§ THE EXERCISE
What is the number of lines in these entries that include "conflicten"? Write that number and no other text.

-- START DATA FOR PROCESSING --

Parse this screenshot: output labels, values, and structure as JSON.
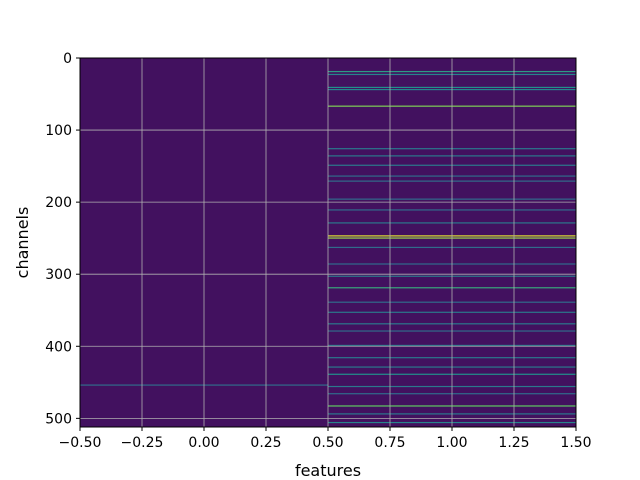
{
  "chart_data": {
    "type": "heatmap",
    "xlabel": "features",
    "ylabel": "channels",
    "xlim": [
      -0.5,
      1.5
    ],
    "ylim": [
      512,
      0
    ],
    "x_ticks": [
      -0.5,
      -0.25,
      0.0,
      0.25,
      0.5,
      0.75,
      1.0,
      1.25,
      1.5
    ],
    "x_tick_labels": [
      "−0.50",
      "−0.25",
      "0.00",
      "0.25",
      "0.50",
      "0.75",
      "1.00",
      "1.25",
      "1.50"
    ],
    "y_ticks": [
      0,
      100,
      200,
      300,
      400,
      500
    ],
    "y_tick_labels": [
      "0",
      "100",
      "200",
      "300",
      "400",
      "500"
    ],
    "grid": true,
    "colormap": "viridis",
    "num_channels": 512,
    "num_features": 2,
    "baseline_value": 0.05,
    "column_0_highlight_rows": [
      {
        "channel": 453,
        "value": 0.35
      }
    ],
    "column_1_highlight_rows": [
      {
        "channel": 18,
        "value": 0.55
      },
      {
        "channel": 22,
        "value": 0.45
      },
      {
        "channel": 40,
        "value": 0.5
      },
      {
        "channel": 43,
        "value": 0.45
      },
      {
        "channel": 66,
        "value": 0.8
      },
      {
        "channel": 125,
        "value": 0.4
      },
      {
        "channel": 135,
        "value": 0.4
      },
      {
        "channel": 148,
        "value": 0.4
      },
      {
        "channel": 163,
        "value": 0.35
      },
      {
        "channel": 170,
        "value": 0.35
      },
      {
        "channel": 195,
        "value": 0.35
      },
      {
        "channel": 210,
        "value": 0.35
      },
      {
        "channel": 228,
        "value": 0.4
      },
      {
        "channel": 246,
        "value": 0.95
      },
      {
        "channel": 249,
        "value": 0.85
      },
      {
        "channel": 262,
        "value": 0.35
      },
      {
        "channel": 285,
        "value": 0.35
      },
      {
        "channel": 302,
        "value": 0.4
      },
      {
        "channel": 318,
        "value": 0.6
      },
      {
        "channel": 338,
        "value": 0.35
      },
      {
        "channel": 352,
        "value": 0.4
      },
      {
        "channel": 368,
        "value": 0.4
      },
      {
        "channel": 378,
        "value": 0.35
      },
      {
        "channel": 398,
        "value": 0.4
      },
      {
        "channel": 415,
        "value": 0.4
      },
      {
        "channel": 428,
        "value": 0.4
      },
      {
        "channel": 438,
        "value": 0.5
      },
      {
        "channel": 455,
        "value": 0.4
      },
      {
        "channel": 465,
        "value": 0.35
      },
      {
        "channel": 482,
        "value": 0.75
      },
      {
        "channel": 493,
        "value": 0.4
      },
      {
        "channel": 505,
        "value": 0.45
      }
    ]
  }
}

-- END DATA FOR PROCESSING --
-- START DATA FOR PROCESSING --

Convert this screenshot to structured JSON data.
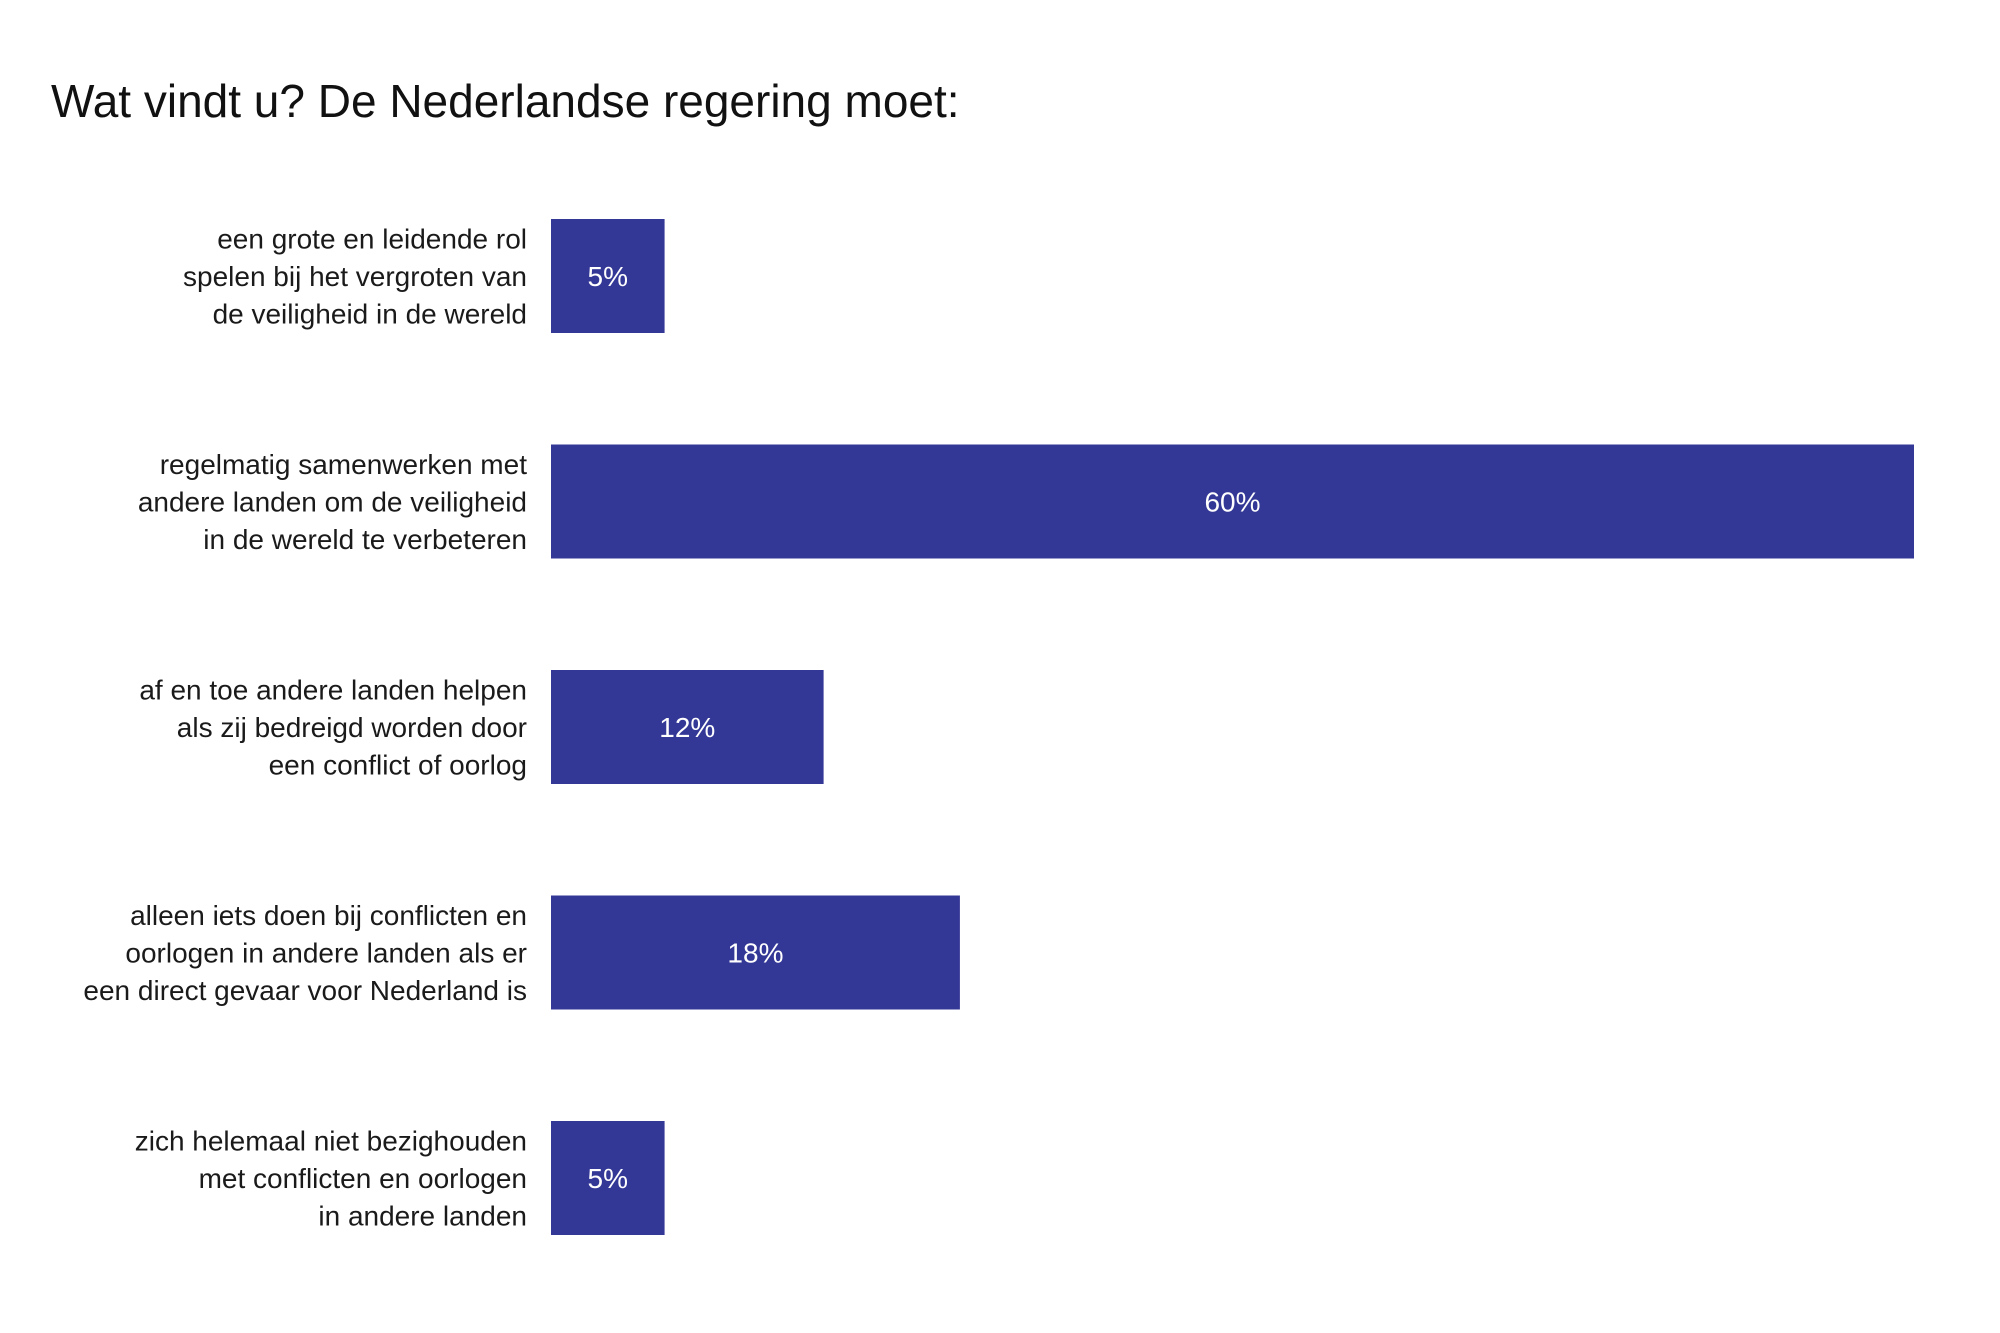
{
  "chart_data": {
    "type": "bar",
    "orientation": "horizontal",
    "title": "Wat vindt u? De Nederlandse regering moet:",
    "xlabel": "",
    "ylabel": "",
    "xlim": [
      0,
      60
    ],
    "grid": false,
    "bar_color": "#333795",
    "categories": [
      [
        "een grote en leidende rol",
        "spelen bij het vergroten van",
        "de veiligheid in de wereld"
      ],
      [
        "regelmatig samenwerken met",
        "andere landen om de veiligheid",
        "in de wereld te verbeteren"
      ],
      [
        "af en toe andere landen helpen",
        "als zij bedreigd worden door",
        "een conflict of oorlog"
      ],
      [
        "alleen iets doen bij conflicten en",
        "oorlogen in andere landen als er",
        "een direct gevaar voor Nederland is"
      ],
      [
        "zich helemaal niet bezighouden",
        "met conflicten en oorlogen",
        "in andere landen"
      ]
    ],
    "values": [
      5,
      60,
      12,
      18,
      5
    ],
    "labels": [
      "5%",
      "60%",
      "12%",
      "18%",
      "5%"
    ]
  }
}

-- END DATA FOR PROCESSING --

§ THE COMPLETED TASK
2